# Your task:
Everything in the listing except the pictures should be written out exactly.

# Data records:

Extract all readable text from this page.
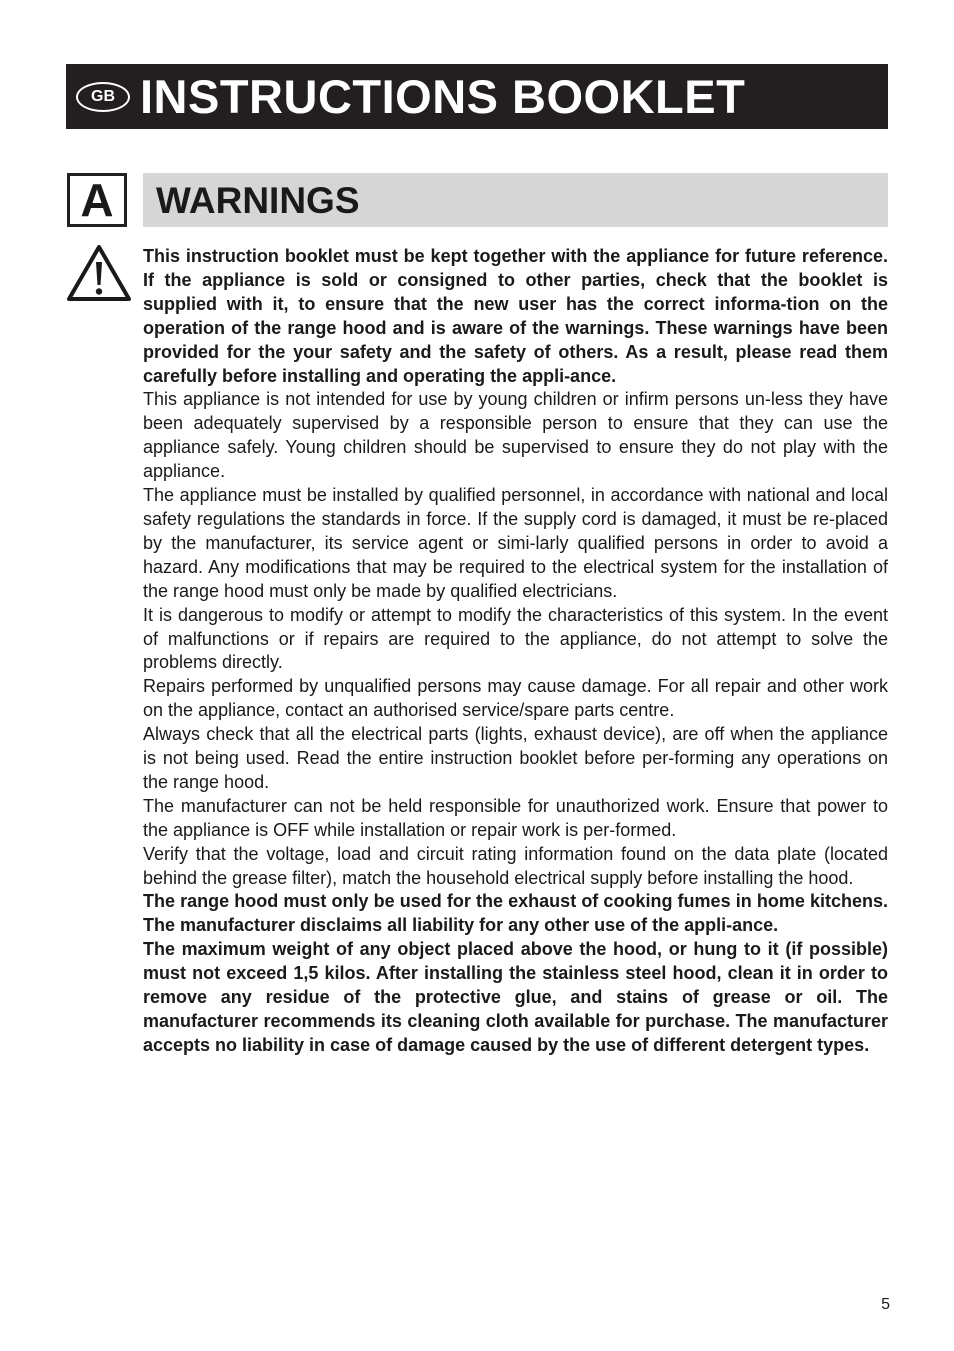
GB INSTRUCTIONS BOOKLET
A WARNINGS

This instruction booklet must be kept together with the appliance for future reference. If the appliance is sold or consigned to other parties, check that the booklet is supplied with it, to ensure that the new user has the correct informa-tion on the operation of the range hood and is aware of the warnings. These warnings have been provided for the your safety and the safety of others. As a result, please read them carefully before installing and operating the appli-ance.

This appliance is not intended for use by young children or infirm persons un-less they have been adequately supervised by a responsible person to ensure that they can use the appliance safely. Young children should be supervised to ensure they do not play with the appliance.

The appliance must be installed by qualified personnel, in accordance with national and local safety regulations the standards in force. If the supply cord is damaged, it must be re-placed by the manufacturer, its service agent or simi-larly qualified persons in order to avoid a hazard. Any modifications that may be required to the electrical system for the installation of the range hood must only be made by qualified electricians.

It is dangerous to modify or attempt to modify the characteristics of this system. In the event of malfunctions or if repairs are required to the appliance, do not attempt to solve the problems directly.

Repairs performed by unqualified persons may cause damage. For all repair and other work on the appliance, contact an authorised service/spare parts centre.

Always check that all the electrical parts (lights, exhaust device), are off when the appliance is not being used. Read the entire instruction booklet before per-forming any operations on the range hood.

The manufacturer can not be held responsible for unauthorized work. Ensure that power to the appliance is OFF while installation or repair work is per-formed.

Verify that the voltage, load and circuit rating information found on the data plate (located behind the grease filter), match the household electrical supply before installing the hood.

The range hood must only be used for the exhaust of cooking fumes in home kitchens. The manufacturer disclaims all liability for any other use of the appli-ance.

The maximum weight of any object placed above the hood, or hung to it (if possible) must not exceed 1,5 kilos. After installing the stainless steel hood, clean it in order to remove any residue of the protective glue, and stains of grease or oil. The manufacturer recommends its cleaning cloth available for purchase. The manufacturer accepts no liability in case of damage caused by the use of different detergent types.

5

# Answer to the problem:
Extract all readable text from this page.
GB INSTRUCTIONS BOOKLET
A WARNINGS

This instruction booklet must be kept together with the appliance for future reference. If the appliance is sold or consigned to other parties, check that the booklet is supplied with it, to ensure that the new user has the correct informa-tion on the operation of the range hood and is aware of the warnings. These warnings have been provided for the your safety and the safety of others. As a result, please read them carefully before installing and operating the appli-ance.

This appliance is not intended for use by young children or infirm persons un-less they have been adequately supervised by a responsible person to ensure that they can use the appliance safely. Young children should be supervised to ensure they do not play with the appliance.

The appliance must be installed by qualified personnel, in accordance with national and local safety regulations the standards in force. If the supply cord is damaged, it must be re-placed by the manufacturer, its service agent or simi-larly qualified persons in order to avoid a hazard. Any modifications that may be required to the electrical system for the installation of the range hood must only be made by qualified electricians.

It is dangerous to modify or attempt to modify the characteristics of this system. In the event of malfunctions or if repairs are required to the appliance, do not attempt to solve the problems directly.

Repairs performed by unqualified persons may cause damage. For all repair and other work on the appliance, contact an authorised service/spare parts centre.

Always check that all the electrical parts (lights, exhaust device), are off when the appliance is not being used. Read the entire instruction booklet before per-forming any operations on the range hood.

The manufacturer can not be held responsible for unauthorized work. Ensure that power to the appliance is OFF while installation or repair work is per-formed.

Verify that the voltage, load and circuit rating information found on the data plate (located behind the grease filter), match the household electrical supply before installing the hood.

The range hood must only be used for the exhaust of cooking fumes in home kitchens. The manufacturer disclaims all liability for any other use of the appli-ance.

The maximum weight of any object placed above the hood, or hung to it (if possible) must not exceed 1,5 kilos. After installing the stainless steel hood, clean it in order to remove any residue of the protective glue, and stains of grease or oil. The manufacturer recommends its cleaning cloth available for purchase. The manufacturer accepts no liability in case of damage caused by the use of different detergent types.

5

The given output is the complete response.